Extracts from a graphics dataset:
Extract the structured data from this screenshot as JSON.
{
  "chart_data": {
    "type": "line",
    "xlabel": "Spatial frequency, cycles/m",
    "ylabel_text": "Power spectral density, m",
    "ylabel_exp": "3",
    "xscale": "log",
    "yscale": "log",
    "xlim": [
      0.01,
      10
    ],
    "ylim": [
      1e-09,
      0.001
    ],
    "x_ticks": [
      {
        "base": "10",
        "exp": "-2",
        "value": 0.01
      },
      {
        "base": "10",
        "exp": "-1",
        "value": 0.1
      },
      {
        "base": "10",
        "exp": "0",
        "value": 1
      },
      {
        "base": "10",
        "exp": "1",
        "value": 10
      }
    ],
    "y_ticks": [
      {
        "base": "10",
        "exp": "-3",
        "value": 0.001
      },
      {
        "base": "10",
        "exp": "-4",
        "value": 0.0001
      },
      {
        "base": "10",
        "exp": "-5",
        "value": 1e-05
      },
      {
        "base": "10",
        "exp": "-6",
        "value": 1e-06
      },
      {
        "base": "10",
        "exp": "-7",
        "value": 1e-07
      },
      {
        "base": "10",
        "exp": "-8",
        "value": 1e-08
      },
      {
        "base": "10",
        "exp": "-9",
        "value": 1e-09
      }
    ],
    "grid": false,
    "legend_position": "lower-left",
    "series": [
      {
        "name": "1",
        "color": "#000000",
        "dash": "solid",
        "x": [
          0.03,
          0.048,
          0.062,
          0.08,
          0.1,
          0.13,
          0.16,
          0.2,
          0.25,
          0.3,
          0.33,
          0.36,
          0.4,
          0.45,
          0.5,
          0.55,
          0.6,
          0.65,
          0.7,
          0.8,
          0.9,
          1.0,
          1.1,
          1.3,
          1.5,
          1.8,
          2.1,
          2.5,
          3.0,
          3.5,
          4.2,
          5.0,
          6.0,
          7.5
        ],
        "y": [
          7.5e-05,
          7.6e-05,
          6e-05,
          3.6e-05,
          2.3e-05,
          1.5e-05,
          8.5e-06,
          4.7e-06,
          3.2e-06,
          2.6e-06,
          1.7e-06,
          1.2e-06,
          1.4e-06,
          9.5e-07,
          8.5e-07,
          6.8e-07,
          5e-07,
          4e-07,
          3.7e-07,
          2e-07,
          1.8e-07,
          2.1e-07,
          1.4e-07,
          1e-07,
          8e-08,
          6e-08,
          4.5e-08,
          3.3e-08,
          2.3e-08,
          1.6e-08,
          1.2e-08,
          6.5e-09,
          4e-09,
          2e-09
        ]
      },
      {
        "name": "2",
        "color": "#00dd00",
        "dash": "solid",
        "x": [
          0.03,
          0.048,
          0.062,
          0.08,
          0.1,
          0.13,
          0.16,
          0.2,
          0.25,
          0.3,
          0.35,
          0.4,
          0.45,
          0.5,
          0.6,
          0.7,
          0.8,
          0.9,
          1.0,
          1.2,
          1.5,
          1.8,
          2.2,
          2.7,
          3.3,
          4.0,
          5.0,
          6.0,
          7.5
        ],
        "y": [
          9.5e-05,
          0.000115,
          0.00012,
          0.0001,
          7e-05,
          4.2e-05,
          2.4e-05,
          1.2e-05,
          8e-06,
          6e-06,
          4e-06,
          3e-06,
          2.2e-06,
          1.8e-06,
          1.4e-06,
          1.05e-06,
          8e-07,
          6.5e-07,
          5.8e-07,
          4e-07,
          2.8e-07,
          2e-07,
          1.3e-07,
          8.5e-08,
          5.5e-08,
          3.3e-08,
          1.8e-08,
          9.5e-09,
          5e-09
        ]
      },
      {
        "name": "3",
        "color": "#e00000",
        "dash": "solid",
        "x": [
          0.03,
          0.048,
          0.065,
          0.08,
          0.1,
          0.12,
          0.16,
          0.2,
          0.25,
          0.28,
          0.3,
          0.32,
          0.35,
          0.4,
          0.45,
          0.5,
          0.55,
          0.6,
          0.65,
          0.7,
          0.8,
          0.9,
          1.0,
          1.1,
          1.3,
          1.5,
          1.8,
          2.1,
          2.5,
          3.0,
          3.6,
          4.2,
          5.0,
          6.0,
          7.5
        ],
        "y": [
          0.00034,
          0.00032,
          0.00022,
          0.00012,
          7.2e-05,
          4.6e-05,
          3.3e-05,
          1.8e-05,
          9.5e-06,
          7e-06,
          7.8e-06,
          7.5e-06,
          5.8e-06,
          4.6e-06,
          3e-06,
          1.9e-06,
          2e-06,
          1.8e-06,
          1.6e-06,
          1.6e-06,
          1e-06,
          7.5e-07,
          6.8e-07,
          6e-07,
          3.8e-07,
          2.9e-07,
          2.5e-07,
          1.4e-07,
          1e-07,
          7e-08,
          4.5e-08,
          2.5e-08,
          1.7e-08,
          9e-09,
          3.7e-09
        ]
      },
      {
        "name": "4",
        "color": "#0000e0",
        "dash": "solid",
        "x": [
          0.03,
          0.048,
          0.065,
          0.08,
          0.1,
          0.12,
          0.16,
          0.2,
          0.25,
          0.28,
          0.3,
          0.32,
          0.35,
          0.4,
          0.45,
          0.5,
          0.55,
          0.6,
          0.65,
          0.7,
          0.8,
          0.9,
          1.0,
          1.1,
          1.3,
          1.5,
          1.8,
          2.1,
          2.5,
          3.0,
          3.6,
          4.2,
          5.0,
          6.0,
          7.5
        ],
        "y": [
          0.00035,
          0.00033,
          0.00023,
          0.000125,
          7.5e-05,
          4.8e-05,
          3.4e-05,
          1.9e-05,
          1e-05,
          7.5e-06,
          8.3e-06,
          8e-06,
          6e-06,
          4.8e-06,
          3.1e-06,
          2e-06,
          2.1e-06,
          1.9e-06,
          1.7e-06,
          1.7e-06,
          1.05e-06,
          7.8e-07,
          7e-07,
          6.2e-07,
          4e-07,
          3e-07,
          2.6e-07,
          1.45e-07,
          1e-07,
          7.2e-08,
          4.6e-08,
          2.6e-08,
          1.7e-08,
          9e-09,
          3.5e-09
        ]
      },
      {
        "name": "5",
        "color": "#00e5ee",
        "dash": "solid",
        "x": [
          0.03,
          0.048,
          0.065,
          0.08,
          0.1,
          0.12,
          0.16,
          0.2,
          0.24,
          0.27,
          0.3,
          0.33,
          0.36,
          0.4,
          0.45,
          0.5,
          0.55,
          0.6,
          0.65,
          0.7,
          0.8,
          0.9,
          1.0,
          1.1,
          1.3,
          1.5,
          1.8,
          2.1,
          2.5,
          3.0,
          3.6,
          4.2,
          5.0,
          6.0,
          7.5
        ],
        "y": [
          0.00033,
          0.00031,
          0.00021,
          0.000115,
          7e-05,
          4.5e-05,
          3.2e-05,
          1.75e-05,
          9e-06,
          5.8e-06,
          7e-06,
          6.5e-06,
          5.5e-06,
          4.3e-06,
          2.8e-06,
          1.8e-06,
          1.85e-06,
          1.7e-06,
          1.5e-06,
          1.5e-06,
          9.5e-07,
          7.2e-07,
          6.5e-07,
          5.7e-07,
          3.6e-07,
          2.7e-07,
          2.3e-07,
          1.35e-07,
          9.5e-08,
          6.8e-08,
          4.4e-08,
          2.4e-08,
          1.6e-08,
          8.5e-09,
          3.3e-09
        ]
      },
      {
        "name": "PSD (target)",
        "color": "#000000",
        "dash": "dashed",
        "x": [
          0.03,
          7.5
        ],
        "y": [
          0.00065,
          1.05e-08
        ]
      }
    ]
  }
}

*WHAT IS ASKED*
Repeat the listing above without any change.

*OUTPUT OF THE TASK*
Extract the structured data from this screenshot as JSON.
{
  "chart_data": {
    "type": "line",
    "xlabel": "Spatial frequency, cycles/m",
    "ylabel_text": "Power spectral density, m",
    "ylabel_exp": "3",
    "xscale": "log",
    "yscale": "log",
    "xlim": [
      0.01,
      10
    ],
    "ylim": [
      1e-09,
      0.001
    ],
    "x_ticks": [
      {
        "base": "10",
        "exp": "-2",
        "value": 0.01
      },
      {
        "base": "10",
        "exp": "-1",
        "value": 0.1
      },
      {
        "base": "10",
        "exp": "0",
        "value": 1
      },
      {
        "base": "10",
        "exp": "1",
        "value": 10
      }
    ],
    "y_ticks": [
      {
        "base": "10",
        "exp": "-3",
        "value": 0.001
      },
      {
        "base": "10",
        "exp": "-4",
        "value": 0.0001
      },
      {
        "base": "10",
        "exp": "-5",
        "value": 1e-05
      },
      {
        "base": "10",
        "exp": "-6",
        "value": 1e-06
      },
      {
        "base": "10",
        "exp": "-7",
        "value": 1e-07
      },
      {
        "base": "10",
        "exp": "-8",
        "value": 1e-08
      },
      {
        "base": "10",
        "exp": "-9",
        "value": 1e-09
      }
    ],
    "grid": false,
    "legend_position": "lower-left",
    "series": [
      {
        "name": "1",
        "color": "#000000",
        "dash": "solid",
        "x": [
          0.03,
          0.048,
          0.062,
          0.08,
          0.1,
          0.13,
          0.16,
          0.2,
          0.25,
          0.3,
          0.33,
          0.36,
          0.4,
          0.45,
          0.5,
          0.55,
          0.6,
          0.65,
          0.7,
          0.8,
          0.9,
          1.0,
          1.1,
          1.3,
          1.5,
          1.8,
          2.1,
          2.5,
          3.0,
          3.5,
          4.2,
          5.0,
          6.0,
          7.5
        ],
        "y": [
          7.5e-05,
          7.6e-05,
          6e-05,
          3.6e-05,
          2.3e-05,
          1.5e-05,
          8.5e-06,
          4.7e-06,
          3.2e-06,
          2.6e-06,
          1.7e-06,
          1.2e-06,
          1.4e-06,
          9.5e-07,
          8.5e-07,
          6.8e-07,
          5e-07,
          4e-07,
          3.7e-07,
          2e-07,
          1.8e-07,
          2.1e-07,
          1.4e-07,
          1e-07,
          8e-08,
          6e-08,
          4.5e-08,
          3.3e-08,
          2.3e-08,
          1.6e-08,
          1.2e-08,
          6.5e-09,
          4e-09,
          2e-09
        ]
      },
      {
        "name": "2",
        "color": "#00dd00",
        "dash": "solid",
        "x": [
          0.03,
          0.048,
          0.062,
          0.08,
          0.1,
          0.13,
          0.16,
          0.2,
          0.25,
          0.3,
          0.35,
          0.4,
          0.45,
          0.5,
          0.6,
          0.7,
          0.8,
          0.9,
          1.0,
          1.2,
          1.5,
          1.8,
          2.2,
          2.7,
          3.3,
          4.0,
          5.0,
          6.0,
          7.5
        ],
        "y": [
          9.5e-05,
          0.000115,
          0.00012,
          0.0001,
          7e-05,
          4.2e-05,
          2.4e-05,
          1.2e-05,
          8e-06,
          6e-06,
          4e-06,
          3e-06,
          2.2e-06,
          1.8e-06,
          1.4e-06,
          1.05e-06,
          8e-07,
          6.5e-07,
          5.8e-07,
          4e-07,
          2.8e-07,
          2e-07,
          1.3e-07,
          8.5e-08,
          5.5e-08,
          3.3e-08,
          1.8e-08,
          9.5e-09,
          5e-09
        ]
      },
      {
        "name": "3",
        "color": "#e00000",
        "dash": "solid",
        "x": [
          0.03,
          0.048,
          0.065,
          0.08,
          0.1,
          0.12,
          0.16,
          0.2,
          0.25,
          0.28,
          0.3,
          0.32,
          0.35,
          0.4,
          0.45,
          0.5,
          0.55,
          0.6,
          0.65,
          0.7,
          0.8,
          0.9,
          1.0,
          1.1,
          1.3,
          1.5,
          1.8,
          2.1,
          2.5,
          3.0,
          3.6,
          4.2,
          5.0,
          6.0,
          7.5
        ],
        "y": [
          0.00034,
          0.00032,
          0.00022,
          0.00012,
          7.2e-05,
          4.6e-05,
          3.3e-05,
          1.8e-05,
          9.5e-06,
          7e-06,
          7.8e-06,
          7.5e-06,
          5.8e-06,
          4.6e-06,
          3e-06,
          1.9e-06,
          2e-06,
          1.8e-06,
          1.6e-06,
          1.6e-06,
          1e-06,
          7.5e-07,
          6.8e-07,
          6e-07,
          3.8e-07,
          2.9e-07,
          2.5e-07,
          1.4e-07,
          1e-07,
          7e-08,
          4.5e-08,
          2.5e-08,
          1.7e-08,
          9e-09,
          3.7e-09
        ]
      },
      {
        "name": "4",
        "color": "#0000e0",
        "dash": "solid",
        "x": [
          0.03,
          0.048,
          0.065,
          0.08,
          0.1,
          0.12,
          0.16,
          0.2,
          0.25,
          0.28,
          0.3,
          0.32,
          0.35,
          0.4,
          0.45,
          0.5,
          0.55,
          0.6,
          0.65,
          0.7,
          0.8,
          0.9,
          1.0,
          1.1,
          1.3,
          1.5,
          1.8,
          2.1,
          2.5,
          3.0,
          3.6,
          4.2,
          5.0,
          6.0,
          7.5
        ],
        "y": [
          0.00035,
          0.00033,
          0.00023,
          0.000125,
          7.5e-05,
          4.8e-05,
          3.4e-05,
          1.9e-05,
          1e-05,
          7.5e-06,
          8.3e-06,
          8e-06,
          6e-06,
          4.8e-06,
          3.1e-06,
          2e-06,
          2.1e-06,
          1.9e-06,
          1.7e-06,
          1.7e-06,
          1.05e-06,
          7.8e-07,
          7e-07,
          6.2e-07,
          4e-07,
          3e-07,
          2.6e-07,
          1.45e-07,
          1e-07,
          7.2e-08,
          4.6e-08,
          2.6e-08,
          1.7e-08,
          9e-09,
          3.5e-09
        ]
      },
      {
        "name": "5",
        "color": "#00e5ee",
        "dash": "solid",
        "x": [
          0.03,
          0.048,
          0.065,
          0.08,
          0.1,
          0.12,
          0.16,
          0.2,
          0.24,
          0.27,
          0.3,
          0.33,
          0.36,
          0.4,
          0.45,
          0.5,
          0.55,
          0.6,
          0.65,
          0.7,
          0.8,
          0.9,
          1.0,
          1.1,
          1.3,
          1.5,
          1.8,
          2.1,
          2.5,
          3.0,
          3.6,
          4.2,
          5.0,
          6.0,
          7.5
        ],
        "y": [
          0.00033,
          0.00031,
          0.00021,
          0.000115,
          7e-05,
          4.5e-05,
          3.2e-05,
          1.75e-05,
          9e-06,
          5.8e-06,
          7e-06,
          6.5e-06,
          5.5e-06,
          4.3e-06,
          2.8e-06,
          1.8e-06,
          1.85e-06,
          1.7e-06,
          1.5e-06,
          1.5e-06,
          9.5e-07,
          7.2e-07,
          6.5e-07,
          5.7e-07,
          3.6e-07,
          2.7e-07,
          2.3e-07,
          1.35e-07,
          9.5e-08,
          6.8e-08,
          4.4e-08,
          2.4e-08,
          1.6e-08,
          8.5e-09,
          3.3e-09
        ]
      },
      {
        "name": "PSD (target)",
        "color": "#000000",
        "dash": "dashed",
        "x": [
          0.03,
          7.5
        ],
        "y": [
          0.00065,
          1.05e-08
        ]
      }
    ]
  }
}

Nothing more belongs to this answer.